- _Task material_
- - - - - - -

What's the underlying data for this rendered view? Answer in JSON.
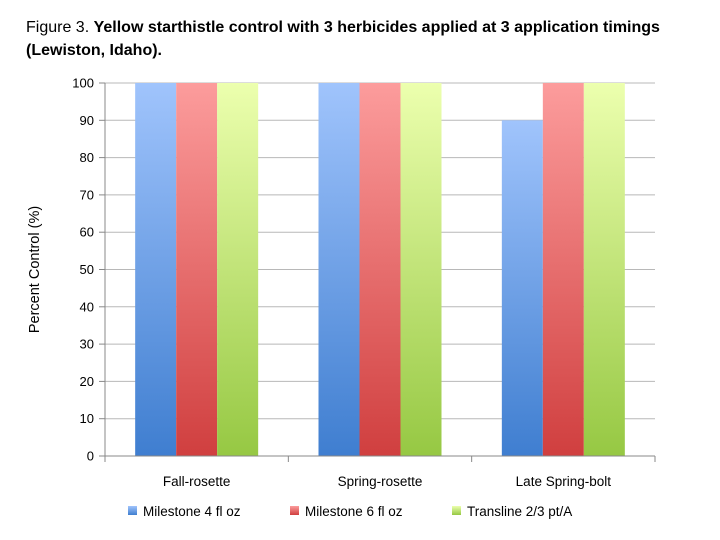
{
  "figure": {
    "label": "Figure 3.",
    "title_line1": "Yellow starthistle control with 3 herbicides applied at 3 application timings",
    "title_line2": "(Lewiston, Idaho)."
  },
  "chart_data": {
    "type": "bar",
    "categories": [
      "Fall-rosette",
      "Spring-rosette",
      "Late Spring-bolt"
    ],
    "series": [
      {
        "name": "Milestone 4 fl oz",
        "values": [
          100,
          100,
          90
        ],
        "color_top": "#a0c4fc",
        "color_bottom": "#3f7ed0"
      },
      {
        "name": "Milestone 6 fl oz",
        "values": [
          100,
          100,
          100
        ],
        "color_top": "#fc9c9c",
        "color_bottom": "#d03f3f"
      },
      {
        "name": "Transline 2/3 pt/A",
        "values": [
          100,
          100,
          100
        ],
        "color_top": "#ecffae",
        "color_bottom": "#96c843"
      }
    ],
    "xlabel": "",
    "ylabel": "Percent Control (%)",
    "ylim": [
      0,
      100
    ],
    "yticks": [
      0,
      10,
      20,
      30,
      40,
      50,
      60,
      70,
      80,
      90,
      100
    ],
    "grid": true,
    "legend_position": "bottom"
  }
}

- - - - - - -

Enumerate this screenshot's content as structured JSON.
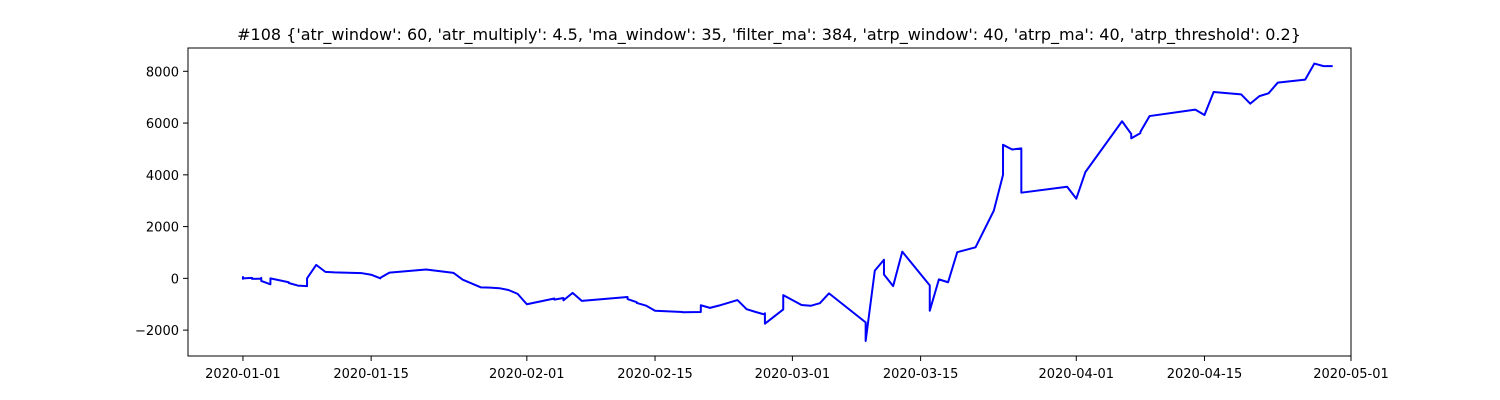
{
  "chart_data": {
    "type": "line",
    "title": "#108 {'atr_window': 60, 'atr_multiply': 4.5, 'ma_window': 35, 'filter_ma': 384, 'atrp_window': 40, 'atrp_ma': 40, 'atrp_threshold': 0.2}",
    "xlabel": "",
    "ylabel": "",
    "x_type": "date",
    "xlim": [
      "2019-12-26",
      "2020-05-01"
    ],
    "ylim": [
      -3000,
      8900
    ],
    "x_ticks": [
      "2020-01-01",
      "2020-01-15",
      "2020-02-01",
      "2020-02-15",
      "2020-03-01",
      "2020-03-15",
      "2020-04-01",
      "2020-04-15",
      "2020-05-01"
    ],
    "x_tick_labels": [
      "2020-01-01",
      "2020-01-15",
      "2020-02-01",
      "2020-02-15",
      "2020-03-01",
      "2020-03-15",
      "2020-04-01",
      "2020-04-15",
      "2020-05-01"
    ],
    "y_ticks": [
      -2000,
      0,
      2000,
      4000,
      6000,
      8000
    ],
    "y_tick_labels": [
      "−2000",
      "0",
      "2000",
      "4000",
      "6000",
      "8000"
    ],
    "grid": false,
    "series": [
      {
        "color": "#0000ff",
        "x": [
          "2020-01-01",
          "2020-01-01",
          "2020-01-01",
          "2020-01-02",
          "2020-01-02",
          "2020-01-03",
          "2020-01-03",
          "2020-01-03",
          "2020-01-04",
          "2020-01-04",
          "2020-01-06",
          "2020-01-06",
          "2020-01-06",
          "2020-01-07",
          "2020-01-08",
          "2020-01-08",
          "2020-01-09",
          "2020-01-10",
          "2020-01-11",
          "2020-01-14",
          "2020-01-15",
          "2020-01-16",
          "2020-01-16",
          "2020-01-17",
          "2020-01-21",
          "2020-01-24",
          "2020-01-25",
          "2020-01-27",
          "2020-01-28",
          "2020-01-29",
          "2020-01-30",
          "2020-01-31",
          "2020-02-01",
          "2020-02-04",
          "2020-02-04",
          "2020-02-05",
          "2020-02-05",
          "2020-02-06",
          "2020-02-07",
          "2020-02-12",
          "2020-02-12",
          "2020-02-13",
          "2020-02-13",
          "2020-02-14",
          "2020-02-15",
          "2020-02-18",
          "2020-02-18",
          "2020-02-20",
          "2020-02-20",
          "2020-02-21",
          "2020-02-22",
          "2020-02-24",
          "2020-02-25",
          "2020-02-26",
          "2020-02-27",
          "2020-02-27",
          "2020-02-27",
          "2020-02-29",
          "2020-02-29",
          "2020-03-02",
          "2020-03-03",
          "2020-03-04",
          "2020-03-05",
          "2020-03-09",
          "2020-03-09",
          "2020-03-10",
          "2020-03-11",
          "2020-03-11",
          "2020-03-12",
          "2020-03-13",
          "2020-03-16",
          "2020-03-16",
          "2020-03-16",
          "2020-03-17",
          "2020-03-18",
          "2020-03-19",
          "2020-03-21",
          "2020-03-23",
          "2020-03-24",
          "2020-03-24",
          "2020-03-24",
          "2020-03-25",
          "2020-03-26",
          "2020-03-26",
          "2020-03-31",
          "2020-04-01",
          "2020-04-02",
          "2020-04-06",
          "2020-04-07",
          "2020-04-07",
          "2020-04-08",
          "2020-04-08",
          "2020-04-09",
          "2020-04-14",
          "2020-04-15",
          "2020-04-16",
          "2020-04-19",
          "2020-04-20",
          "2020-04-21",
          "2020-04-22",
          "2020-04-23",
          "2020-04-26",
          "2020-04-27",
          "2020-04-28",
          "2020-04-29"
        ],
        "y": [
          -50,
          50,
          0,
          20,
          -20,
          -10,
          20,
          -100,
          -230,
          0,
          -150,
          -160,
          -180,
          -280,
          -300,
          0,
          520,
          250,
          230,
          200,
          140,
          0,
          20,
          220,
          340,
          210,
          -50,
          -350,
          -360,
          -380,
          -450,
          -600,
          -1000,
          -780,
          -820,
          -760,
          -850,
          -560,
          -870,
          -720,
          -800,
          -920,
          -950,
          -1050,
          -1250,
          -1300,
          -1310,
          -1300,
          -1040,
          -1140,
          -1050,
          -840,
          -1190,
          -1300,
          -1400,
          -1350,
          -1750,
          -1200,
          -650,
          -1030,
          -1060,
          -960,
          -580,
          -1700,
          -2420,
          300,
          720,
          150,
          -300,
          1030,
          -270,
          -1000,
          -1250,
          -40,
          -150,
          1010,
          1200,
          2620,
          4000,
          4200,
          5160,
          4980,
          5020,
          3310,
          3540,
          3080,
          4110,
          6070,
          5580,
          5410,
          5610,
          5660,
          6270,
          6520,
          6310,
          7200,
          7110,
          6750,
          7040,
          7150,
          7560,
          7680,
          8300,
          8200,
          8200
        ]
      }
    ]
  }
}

- - - - - - -

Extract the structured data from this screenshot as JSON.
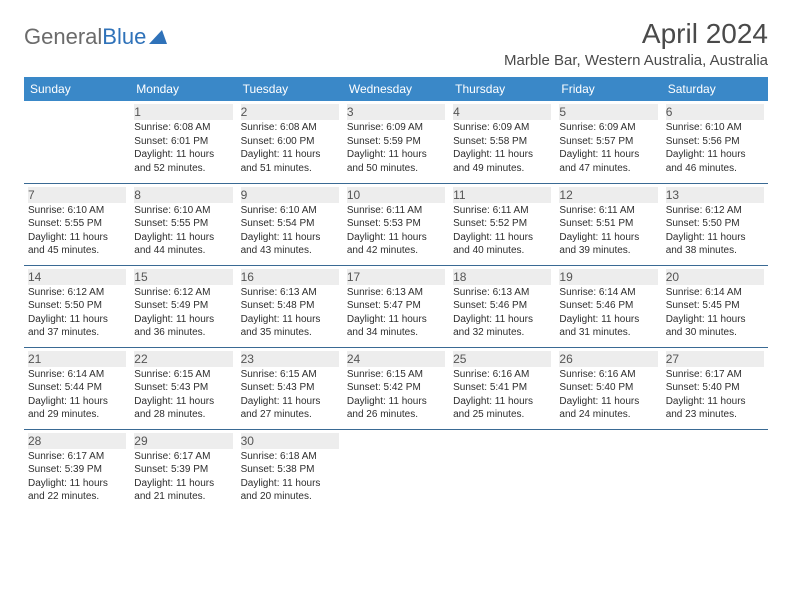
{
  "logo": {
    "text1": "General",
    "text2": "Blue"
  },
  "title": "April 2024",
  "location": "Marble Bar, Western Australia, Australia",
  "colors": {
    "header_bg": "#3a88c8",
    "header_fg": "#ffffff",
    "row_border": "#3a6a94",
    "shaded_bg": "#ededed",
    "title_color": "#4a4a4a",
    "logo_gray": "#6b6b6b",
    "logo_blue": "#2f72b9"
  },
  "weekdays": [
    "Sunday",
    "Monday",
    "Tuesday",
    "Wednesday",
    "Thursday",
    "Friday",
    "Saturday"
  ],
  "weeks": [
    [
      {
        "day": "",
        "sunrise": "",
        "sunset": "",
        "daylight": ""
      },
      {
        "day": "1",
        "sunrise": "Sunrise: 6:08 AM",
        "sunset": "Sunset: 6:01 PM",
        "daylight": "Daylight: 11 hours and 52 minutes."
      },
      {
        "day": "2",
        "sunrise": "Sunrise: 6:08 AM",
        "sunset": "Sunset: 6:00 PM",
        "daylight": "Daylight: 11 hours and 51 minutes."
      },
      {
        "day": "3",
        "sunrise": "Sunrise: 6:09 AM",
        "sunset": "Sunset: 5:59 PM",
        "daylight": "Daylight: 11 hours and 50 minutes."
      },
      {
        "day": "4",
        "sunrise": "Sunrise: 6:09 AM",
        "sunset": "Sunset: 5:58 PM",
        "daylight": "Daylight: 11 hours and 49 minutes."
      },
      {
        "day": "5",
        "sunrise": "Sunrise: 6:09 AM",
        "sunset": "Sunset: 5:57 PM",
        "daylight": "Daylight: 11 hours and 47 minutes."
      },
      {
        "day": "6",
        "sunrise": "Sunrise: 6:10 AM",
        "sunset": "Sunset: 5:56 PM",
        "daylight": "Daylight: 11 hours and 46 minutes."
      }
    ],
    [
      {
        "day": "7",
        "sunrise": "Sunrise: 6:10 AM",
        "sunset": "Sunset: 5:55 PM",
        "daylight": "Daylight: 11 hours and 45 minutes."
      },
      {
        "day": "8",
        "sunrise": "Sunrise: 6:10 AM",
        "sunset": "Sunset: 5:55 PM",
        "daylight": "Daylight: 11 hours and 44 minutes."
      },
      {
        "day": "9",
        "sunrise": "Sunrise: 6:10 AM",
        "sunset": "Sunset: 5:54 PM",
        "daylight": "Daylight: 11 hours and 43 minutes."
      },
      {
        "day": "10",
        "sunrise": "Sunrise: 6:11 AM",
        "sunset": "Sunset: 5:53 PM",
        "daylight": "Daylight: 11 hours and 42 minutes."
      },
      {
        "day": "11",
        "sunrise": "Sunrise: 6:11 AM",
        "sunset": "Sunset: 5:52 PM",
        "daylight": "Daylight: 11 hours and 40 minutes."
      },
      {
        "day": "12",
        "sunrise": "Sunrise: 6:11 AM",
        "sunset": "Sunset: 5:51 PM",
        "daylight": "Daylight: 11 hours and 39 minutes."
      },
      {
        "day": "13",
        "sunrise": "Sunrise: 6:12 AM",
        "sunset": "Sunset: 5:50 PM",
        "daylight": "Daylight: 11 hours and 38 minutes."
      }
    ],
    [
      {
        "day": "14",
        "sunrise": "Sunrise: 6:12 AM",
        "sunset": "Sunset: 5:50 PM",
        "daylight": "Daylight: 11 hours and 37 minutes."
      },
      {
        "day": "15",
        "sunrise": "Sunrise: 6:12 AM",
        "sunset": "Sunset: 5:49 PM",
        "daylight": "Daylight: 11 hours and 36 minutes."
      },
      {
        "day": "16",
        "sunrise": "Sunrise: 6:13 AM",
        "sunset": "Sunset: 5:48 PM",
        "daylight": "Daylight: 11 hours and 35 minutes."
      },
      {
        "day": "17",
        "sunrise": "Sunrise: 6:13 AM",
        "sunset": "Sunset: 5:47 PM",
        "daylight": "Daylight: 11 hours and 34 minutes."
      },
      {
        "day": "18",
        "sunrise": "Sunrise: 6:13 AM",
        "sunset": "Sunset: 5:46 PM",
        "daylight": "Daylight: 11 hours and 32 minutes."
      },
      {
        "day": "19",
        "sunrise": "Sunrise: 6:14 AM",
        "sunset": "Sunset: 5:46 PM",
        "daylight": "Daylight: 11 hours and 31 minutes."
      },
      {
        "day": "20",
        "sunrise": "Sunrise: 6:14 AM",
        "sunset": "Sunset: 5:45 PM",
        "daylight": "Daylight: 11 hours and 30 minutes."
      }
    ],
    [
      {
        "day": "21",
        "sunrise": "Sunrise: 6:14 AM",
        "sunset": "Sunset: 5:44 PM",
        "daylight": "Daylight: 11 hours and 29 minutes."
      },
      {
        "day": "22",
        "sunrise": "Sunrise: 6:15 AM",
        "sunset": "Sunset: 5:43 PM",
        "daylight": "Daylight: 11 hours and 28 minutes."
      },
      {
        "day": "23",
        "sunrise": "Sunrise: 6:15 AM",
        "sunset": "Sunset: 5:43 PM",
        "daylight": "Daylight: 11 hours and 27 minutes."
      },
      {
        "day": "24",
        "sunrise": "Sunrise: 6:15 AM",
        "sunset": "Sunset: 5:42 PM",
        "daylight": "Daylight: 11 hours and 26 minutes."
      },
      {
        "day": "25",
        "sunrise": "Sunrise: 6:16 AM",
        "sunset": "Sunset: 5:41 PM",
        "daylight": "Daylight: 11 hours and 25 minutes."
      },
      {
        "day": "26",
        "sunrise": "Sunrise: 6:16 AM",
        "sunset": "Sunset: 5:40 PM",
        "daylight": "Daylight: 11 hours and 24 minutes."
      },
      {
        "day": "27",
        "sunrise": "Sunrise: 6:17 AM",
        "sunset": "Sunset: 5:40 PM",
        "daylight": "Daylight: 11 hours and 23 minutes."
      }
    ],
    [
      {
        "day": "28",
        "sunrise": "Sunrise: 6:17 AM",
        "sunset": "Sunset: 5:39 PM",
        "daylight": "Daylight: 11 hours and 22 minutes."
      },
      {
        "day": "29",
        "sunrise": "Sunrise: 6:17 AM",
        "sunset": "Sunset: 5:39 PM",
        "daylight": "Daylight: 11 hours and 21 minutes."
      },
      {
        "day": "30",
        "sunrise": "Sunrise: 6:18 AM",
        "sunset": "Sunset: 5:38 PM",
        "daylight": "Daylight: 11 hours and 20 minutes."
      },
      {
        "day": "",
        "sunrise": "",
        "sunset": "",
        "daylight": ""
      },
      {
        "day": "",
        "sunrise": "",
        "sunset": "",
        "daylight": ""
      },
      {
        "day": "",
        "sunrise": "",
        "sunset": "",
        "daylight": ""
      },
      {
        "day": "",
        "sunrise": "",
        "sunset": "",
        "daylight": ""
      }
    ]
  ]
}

- - - - - - -

- _Direction_
Above are the records; copy every line in them that holds the word "JSON".

- _The reply_
What's the underlying data for this rendered view? Answer in JSON.
Enumerate this screenshot's content as structured JSON.
Extract the structured data from this screenshot as JSON.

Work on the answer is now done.